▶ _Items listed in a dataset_
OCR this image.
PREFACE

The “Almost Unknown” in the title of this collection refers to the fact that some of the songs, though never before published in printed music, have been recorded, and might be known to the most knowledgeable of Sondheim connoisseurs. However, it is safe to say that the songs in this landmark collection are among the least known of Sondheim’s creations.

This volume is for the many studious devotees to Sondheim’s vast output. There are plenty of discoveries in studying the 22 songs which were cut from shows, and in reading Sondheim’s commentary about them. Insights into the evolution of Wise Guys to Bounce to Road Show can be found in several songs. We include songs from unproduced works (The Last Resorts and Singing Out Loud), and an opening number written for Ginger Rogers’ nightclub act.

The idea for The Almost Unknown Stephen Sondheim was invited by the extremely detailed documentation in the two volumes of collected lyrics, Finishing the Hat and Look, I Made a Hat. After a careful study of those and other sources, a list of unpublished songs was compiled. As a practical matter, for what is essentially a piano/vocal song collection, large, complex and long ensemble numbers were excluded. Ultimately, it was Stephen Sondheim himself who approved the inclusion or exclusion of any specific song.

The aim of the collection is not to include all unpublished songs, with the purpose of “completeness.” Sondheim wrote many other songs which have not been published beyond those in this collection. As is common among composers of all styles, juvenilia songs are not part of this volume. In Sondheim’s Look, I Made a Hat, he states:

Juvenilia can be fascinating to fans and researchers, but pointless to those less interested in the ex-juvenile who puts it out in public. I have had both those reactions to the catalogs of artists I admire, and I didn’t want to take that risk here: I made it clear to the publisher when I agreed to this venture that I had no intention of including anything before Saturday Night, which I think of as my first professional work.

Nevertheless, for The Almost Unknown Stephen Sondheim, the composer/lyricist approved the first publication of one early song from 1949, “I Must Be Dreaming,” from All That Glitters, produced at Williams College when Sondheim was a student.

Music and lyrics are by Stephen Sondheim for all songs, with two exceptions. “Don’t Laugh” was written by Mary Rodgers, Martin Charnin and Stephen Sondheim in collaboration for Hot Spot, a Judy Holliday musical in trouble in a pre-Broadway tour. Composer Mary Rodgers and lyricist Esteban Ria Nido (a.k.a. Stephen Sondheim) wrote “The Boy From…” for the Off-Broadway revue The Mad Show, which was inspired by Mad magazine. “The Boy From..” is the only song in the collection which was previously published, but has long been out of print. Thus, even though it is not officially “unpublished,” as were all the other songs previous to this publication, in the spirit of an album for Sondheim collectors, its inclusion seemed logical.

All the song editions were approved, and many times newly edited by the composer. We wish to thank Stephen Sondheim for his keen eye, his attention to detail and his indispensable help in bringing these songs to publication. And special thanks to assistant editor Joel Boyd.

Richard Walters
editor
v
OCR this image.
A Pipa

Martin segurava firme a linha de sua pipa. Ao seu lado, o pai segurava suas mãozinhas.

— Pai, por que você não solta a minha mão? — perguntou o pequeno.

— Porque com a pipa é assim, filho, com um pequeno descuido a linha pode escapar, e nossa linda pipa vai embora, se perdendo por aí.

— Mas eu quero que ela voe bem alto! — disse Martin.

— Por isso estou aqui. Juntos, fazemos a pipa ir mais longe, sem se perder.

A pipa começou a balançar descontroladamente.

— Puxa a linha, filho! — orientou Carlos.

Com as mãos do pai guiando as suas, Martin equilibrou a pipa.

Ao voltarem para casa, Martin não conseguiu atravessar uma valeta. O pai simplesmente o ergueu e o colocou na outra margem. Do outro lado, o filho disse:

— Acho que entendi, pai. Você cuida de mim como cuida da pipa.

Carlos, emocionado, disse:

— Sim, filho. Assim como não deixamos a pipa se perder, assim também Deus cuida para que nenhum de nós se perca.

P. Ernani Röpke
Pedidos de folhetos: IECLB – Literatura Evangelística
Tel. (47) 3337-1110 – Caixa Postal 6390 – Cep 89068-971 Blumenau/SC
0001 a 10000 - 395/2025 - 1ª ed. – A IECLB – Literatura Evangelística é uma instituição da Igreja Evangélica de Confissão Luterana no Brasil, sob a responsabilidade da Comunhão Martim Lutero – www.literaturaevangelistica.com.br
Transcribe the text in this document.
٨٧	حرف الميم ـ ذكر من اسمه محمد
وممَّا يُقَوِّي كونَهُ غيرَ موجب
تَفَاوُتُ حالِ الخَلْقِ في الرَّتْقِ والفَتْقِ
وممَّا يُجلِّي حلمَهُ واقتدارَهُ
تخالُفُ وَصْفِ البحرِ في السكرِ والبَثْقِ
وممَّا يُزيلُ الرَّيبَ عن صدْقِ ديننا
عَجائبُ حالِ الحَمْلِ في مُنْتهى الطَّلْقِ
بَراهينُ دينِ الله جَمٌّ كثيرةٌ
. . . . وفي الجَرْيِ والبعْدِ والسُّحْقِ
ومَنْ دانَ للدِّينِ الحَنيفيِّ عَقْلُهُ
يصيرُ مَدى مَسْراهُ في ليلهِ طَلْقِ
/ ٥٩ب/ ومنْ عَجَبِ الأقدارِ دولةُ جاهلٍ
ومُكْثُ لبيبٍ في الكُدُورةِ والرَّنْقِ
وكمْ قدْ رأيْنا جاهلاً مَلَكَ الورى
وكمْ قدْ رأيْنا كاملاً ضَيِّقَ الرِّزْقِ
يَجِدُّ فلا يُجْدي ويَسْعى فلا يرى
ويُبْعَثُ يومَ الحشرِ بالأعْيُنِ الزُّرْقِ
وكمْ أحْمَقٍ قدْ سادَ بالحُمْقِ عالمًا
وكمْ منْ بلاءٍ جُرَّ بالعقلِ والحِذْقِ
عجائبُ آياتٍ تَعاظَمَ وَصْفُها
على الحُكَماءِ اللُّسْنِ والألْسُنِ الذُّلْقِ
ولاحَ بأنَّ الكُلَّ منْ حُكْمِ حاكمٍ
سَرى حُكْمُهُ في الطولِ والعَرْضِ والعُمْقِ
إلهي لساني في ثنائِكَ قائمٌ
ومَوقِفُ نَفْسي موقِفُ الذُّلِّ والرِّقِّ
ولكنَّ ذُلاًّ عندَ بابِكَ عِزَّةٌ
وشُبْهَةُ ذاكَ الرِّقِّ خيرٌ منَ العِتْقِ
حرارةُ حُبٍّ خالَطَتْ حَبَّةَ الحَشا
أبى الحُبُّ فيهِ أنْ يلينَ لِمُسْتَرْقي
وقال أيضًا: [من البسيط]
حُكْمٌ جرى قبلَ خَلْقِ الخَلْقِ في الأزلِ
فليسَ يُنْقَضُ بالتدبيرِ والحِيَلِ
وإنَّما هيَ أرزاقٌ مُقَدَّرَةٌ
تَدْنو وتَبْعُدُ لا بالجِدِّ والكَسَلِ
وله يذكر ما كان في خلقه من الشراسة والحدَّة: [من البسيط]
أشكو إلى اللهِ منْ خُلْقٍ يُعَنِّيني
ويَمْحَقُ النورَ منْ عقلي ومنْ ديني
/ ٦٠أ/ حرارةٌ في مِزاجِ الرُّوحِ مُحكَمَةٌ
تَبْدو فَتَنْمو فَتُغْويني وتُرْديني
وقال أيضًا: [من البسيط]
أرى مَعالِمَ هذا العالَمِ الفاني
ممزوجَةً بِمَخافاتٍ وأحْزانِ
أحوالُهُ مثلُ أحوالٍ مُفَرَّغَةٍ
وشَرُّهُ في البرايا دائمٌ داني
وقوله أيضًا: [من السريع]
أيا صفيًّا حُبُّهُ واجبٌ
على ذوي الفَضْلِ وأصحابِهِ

▶ _Task to complete_
Collect the lines that hold "والر".

▶ _Result of this exercise_
ومُكْثُ لبيبٍ في الكُدُورةِ والرَّنْقِ
ومَوقِفُ نَفْسي موقِفُ الذُّلِّ والرِّقِّ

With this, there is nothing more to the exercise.